*AIM*. Gather each line containing the string "Unidad" from these entries.

*DATA FOR THIS TASK*.
-*-

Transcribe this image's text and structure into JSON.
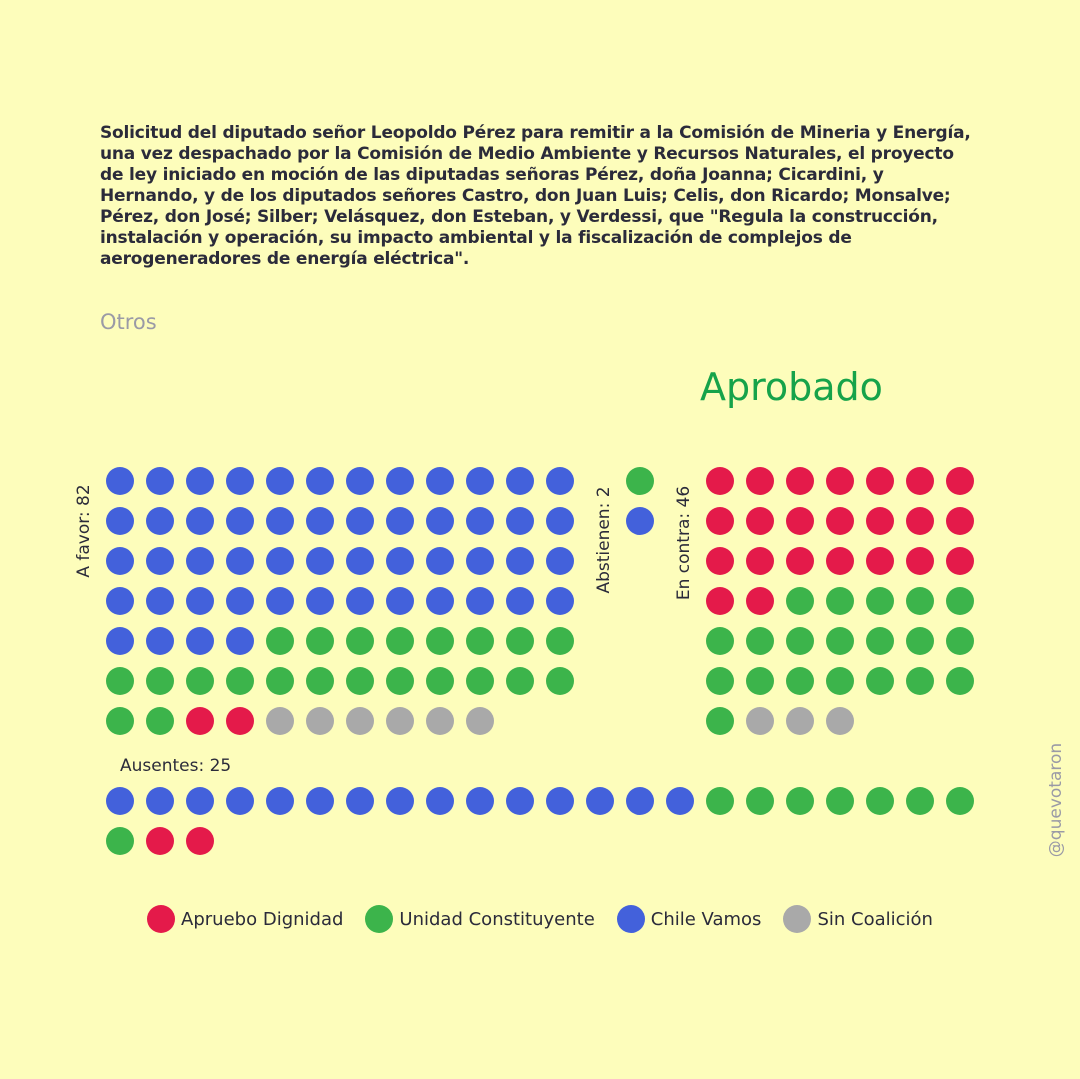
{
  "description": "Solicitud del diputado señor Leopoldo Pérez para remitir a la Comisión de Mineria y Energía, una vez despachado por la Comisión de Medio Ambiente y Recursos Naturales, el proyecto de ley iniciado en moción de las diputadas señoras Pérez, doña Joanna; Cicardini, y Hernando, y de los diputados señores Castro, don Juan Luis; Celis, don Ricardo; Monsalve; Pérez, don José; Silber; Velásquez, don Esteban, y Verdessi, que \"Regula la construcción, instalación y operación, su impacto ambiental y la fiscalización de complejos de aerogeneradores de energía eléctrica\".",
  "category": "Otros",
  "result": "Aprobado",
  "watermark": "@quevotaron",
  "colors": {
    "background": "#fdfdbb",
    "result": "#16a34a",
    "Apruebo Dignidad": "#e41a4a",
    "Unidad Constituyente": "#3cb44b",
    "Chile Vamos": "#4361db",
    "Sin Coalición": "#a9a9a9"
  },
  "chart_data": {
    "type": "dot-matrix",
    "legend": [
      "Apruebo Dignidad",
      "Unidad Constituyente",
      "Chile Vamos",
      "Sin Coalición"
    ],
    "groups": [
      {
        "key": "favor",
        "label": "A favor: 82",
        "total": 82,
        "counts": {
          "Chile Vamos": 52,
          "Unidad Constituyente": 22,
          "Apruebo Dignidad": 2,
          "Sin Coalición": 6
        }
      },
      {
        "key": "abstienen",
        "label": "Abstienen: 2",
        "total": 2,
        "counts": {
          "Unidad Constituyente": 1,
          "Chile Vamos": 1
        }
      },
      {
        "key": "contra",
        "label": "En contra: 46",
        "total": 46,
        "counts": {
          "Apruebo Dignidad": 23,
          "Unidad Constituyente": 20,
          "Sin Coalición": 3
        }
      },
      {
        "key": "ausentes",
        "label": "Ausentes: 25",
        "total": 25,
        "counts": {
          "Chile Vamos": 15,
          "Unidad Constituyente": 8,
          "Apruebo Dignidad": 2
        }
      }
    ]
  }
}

-*-

*WRITTEN REPLY*.
    "Unidad Constituyente": "#3cb44b",
      "Unidad Constituyente",
          "Unidad Constituyente": 22,
          "Unidad Constituyente": 1,
          "Unidad Constituyente": 20,
          "Unidad Constituyente": 8,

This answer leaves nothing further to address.